- SHORT EXERCISE
Copy the data below exactly, omitting any picture it contains.

- MATERIAL FOR THIS TASK
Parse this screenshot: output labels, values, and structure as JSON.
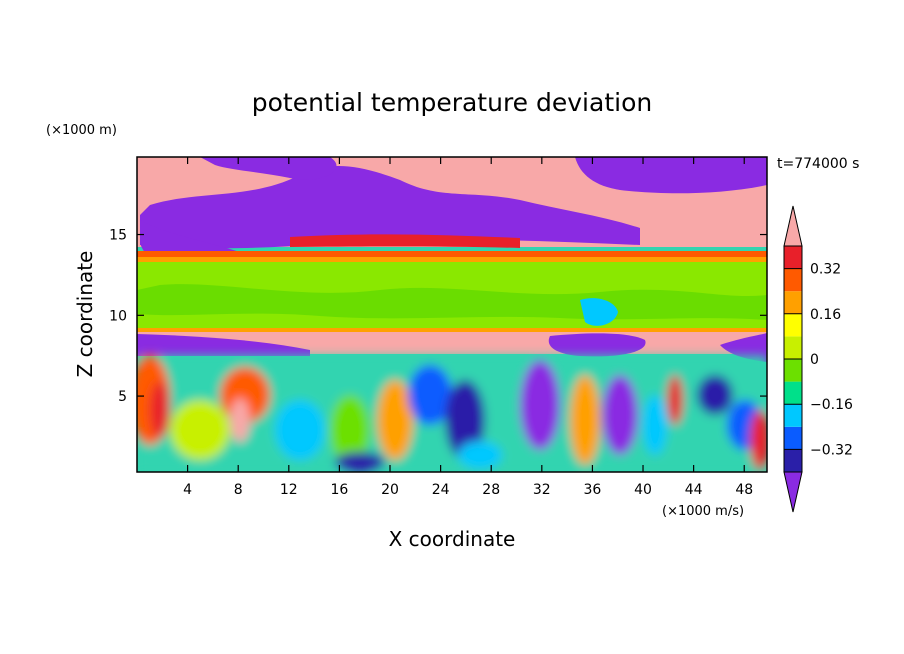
{
  "chart_data": {
    "type": "heatmap",
    "title": "potential temperature deviation",
    "xlabel": "X coordinate",
    "ylabel": "Z coordinate",
    "x_unit": "(×1000 m/s)",
    "y_unit": "(×1000 m)",
    "time_label": "t=774000 s",
    "xlim": [
      0,
      49.8
    ],
    "ylim": [
      0.3,
      19.8
    ],
    "x_ticks": [
      4,
      8,
      12,
      16,
      20,
      24,
      28,
      32,
      36,
      40,
      44,
      48
    ],
    "x_tick_labels": [
      "4",
      "8",
      "12",
      "16",
      "20",
      "24",
      "28",
      "32",
      "36",
      "40",
      "44",
      "48"
    ],
    "y_ticks": [
      5,
      10,
      15
    ],
    "y_tick_labels": [
      "5",
      "10",
      "15"
    ],
    "colorbar": {
      "levels": [
        -0.4,
        -0.32,
        -0.24,
        -0.16,
        -0.08,
        0,
        0.08,
        0.16,
        0.24,
        0.32,
        0.4
      ],
      "tick_values": [
        -0.32,
        -0.16,
        0,
        0.16,
        0.32
      ],
      "tick_labels": [
        "−0.32",
        "−0.16",
        "0",
        "0.16",
        "0.32"
      ],
      "colors": [
        "#8a2be2",
        "#2a1fa8",
        "#0a5cff",
        "#00c8ff",
        "#00e08a",
        "#6ce000",
        "#c8f000",
        "#ffff00",
        "#ffa000",
        "#ff5a00",
        "#e8202a",
        "#f8a8a8"
      ],
      "extend": "both"
    }
  }
}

- THE RESULT
Parse this screenshot: output labels, values, and structure as JSON.
{
  "chart_data": {
    "type": "heatmap",
    "title": "potential temperature deviation",
    "xlabel": "X coordinate",
    "ylabel": "Z coordinate",
    "x_unit": "(×1000 m/s)",
    "y_unit": "(×1000 m)",
    "time_label": "t=774000 s",
    "xlim": [
      0,
      49.8
    ],
    "ylim": [
      0.3,
      19.8
    ],
    "x_ticks": [
      4,
      8,
      12,
      16,
      20,
      24,
      28,
      32,
      36,
      40,
      44,
      48
    ],
    "x_tick_labels": [
      "4",
      "8",
      "12",
      "16",
      "20",
      "24",
      "28",
      "32",
      "36",
      "40",
      "44",
      "48"
    ],
    "y_ticks": [
      5,
      10,
      15
    ],
    "y_tick_labels": [
      "5",
      "10",
      "15"
    ],
    "colorbar": {
      "levels": [
        -0.4,
        -0.32,
        -0.24,
        -0.16,
        -0.08,
        0,
        0.08,
        0.16,
        0.24,
        0.32,
        0.4
      ],
      "tick_values": [
        -0.32,
        -0.16,
        0,
        0.16,
        0.32
      ],
      "tick_labels": [
        "−0.32",
        "−0.16",
        "0",
        "0.16",
        "0.32"
      ],
      "colors": [
        "#8a2be2",
        "#2a1fa8",
        "#0a5cff",
        "#00c8ff",
        "#00e08a",
        "#6ce000",
        "#c8f000",
        "#ffff00",
        "#ffa000",
        "#ff5a00",
        "#e8202a",
        "#f8a8a8"
      ],
      "extend": "both"
    }
  }
}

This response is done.